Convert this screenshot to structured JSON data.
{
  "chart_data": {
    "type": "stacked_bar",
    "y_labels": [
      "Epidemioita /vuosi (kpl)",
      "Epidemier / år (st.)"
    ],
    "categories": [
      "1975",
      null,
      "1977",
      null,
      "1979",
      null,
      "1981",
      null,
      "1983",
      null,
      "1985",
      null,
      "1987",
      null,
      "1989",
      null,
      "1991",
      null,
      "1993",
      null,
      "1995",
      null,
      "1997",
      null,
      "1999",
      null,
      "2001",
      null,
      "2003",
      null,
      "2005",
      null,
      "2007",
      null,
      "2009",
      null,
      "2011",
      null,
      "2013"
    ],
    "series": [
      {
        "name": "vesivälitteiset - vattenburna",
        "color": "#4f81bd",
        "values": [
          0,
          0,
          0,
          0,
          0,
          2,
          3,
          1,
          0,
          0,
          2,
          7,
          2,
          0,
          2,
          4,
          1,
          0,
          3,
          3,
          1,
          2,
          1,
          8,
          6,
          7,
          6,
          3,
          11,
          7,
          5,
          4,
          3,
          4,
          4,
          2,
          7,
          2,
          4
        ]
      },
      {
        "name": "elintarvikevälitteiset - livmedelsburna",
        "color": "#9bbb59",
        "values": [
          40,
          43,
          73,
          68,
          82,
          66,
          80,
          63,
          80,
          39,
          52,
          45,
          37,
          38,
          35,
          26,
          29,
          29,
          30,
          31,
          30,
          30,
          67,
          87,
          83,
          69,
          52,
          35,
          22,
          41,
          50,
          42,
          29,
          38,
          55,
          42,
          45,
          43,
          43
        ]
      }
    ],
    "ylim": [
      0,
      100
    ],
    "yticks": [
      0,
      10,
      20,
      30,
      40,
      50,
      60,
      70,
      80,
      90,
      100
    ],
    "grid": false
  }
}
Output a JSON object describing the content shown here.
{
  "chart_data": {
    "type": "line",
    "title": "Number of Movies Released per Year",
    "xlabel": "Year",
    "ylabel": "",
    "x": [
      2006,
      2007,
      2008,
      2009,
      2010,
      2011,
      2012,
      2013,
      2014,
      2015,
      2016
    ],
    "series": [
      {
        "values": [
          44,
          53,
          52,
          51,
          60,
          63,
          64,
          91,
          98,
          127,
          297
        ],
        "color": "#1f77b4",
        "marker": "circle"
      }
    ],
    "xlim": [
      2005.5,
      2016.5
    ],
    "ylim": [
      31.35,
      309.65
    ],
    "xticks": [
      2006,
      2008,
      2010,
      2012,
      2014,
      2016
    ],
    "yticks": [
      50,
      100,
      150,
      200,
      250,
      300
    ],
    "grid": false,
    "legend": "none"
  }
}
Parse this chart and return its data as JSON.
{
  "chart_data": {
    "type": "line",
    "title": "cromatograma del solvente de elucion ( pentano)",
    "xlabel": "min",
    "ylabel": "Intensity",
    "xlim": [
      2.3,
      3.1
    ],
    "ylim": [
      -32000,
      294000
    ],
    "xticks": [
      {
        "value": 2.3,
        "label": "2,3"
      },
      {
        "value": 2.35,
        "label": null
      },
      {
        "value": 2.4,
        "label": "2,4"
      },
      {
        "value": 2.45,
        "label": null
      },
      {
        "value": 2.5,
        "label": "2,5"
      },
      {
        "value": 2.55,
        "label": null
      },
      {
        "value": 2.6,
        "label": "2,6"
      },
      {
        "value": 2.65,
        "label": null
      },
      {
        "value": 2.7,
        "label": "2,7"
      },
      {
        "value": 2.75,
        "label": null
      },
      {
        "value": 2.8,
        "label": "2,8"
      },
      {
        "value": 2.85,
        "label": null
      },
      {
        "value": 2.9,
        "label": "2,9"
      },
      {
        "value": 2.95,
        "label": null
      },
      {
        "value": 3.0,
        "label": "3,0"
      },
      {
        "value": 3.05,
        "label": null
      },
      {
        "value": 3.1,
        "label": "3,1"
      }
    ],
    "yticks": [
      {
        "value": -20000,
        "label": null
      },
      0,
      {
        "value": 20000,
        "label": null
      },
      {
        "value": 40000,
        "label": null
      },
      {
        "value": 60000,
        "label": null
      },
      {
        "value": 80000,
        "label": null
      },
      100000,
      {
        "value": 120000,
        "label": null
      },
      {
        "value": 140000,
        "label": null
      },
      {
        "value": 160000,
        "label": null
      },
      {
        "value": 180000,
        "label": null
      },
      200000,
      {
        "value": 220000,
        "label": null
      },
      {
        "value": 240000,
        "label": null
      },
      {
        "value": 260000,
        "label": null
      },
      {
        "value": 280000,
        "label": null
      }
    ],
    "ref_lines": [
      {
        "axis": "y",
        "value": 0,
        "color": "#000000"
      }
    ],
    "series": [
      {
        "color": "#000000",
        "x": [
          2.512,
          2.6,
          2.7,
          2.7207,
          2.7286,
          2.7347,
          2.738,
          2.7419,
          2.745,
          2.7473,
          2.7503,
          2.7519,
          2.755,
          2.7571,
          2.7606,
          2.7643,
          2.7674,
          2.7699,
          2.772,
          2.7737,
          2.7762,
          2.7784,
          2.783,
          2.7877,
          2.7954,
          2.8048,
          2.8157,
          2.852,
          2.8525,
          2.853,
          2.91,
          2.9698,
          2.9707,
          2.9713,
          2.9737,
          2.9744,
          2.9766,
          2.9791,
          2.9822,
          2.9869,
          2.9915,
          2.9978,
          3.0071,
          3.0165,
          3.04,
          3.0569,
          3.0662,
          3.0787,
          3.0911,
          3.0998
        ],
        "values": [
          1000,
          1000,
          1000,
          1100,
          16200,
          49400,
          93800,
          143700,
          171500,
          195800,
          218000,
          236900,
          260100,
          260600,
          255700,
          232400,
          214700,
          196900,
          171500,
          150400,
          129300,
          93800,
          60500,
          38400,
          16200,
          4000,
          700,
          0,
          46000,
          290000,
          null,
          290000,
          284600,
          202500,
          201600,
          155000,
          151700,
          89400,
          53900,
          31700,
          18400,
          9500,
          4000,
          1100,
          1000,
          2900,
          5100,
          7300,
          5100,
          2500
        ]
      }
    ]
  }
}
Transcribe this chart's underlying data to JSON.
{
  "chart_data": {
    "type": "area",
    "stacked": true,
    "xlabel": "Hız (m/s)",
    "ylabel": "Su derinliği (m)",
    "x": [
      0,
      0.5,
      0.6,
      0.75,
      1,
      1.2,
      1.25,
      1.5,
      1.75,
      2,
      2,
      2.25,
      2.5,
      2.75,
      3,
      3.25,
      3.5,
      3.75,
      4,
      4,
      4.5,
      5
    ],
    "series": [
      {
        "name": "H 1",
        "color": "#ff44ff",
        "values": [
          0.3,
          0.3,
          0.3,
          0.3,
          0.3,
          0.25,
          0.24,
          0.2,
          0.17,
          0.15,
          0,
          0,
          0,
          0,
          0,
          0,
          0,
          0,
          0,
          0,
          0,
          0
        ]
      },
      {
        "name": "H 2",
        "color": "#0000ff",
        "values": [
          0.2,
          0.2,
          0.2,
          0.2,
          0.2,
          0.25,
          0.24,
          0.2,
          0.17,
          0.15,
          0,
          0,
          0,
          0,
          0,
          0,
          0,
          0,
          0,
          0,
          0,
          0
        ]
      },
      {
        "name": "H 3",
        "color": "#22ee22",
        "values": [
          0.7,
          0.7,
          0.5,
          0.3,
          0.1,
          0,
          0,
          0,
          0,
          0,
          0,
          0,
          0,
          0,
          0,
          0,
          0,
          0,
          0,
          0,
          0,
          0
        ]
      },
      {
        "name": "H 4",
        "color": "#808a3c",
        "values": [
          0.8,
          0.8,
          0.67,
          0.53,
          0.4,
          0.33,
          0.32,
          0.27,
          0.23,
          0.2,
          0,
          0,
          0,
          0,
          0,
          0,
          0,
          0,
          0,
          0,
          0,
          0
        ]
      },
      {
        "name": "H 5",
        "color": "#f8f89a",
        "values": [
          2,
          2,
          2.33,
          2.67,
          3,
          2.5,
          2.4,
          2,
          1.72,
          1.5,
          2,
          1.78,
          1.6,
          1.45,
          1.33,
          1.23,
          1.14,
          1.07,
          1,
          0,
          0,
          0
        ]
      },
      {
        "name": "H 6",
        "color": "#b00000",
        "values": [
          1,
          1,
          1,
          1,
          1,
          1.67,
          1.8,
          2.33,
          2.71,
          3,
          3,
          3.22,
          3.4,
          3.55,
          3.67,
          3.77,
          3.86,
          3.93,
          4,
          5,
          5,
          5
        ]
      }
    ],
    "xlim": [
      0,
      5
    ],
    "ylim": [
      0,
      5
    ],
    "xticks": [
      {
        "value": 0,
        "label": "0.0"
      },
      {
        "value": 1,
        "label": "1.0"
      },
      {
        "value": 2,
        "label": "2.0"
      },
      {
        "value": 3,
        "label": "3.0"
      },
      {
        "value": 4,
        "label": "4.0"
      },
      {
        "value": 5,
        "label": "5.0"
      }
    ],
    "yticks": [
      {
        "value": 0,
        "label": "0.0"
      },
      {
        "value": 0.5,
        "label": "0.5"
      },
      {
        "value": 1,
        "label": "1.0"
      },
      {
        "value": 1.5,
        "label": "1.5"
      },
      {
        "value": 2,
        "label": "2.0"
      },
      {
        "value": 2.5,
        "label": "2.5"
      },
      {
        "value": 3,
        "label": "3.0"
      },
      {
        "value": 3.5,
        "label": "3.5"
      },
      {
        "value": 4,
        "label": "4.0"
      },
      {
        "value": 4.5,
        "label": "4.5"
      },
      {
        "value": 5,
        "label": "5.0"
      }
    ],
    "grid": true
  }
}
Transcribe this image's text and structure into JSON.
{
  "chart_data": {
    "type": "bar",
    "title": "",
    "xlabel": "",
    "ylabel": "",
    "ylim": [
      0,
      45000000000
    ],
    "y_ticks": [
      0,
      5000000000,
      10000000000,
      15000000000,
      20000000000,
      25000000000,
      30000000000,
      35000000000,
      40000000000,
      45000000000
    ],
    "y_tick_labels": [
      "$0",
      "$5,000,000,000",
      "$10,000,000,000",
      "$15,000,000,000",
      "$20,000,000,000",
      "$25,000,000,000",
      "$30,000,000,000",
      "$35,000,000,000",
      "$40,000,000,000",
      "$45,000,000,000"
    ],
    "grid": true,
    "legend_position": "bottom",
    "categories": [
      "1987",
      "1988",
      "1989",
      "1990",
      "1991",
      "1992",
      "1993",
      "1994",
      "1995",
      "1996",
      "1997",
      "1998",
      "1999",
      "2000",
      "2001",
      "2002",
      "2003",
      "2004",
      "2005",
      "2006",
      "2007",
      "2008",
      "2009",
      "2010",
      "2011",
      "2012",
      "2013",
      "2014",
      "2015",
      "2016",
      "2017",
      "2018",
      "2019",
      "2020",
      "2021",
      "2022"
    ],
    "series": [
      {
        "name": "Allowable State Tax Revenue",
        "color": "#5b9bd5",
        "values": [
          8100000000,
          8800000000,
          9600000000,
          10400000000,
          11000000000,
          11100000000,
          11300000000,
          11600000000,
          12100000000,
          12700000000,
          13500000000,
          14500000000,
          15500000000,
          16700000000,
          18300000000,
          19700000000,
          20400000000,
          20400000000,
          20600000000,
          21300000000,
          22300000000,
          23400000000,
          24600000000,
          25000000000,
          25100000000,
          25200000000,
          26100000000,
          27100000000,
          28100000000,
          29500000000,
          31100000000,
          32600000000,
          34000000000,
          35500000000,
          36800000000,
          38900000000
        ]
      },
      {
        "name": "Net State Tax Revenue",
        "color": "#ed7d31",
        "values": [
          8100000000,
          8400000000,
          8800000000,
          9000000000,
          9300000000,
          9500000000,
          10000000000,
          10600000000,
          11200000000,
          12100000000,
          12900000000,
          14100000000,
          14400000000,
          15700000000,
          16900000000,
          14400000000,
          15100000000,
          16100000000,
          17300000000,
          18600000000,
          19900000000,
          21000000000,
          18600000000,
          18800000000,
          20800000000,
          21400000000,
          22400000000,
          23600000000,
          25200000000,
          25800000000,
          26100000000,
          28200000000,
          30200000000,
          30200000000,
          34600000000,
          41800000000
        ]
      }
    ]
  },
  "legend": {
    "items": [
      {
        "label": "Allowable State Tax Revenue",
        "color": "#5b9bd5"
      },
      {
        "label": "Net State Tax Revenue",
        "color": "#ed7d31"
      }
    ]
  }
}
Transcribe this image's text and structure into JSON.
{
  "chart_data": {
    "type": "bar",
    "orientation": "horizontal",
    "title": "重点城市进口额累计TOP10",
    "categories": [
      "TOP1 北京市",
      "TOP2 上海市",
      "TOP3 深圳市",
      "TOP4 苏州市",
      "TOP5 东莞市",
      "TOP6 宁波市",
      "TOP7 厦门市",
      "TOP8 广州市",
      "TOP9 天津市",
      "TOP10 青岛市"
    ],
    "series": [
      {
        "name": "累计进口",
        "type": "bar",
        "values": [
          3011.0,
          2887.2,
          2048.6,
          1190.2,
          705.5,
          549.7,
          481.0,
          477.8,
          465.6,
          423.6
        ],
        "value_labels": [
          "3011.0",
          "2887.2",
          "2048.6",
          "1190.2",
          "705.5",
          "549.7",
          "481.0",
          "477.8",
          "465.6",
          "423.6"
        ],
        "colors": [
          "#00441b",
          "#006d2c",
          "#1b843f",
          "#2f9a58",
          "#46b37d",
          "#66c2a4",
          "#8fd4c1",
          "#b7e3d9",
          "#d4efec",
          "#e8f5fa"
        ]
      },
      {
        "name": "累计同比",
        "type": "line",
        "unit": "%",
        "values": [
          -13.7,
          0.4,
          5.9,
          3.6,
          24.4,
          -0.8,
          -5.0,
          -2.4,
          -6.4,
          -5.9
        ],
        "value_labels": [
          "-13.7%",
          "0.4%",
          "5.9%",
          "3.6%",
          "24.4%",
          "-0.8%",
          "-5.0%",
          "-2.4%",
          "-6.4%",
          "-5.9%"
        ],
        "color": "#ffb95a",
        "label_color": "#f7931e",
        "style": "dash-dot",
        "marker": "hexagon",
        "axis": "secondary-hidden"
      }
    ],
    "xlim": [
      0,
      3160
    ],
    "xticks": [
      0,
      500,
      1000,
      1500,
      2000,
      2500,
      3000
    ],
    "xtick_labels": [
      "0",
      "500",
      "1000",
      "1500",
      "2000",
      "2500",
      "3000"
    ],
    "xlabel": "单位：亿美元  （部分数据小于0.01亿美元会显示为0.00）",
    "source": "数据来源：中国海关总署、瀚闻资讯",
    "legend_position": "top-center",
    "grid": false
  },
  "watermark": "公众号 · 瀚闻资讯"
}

────────

List each line in the listing that contains the string "State".

• **REPLY TO THE EXERCISE**
        "name": "Allowable State Tax Revenue",
        "name": "Net State Tax Revenue",
        "label": "Allowable State Tax Revenue",
        "label": "Net State Tax Revenue",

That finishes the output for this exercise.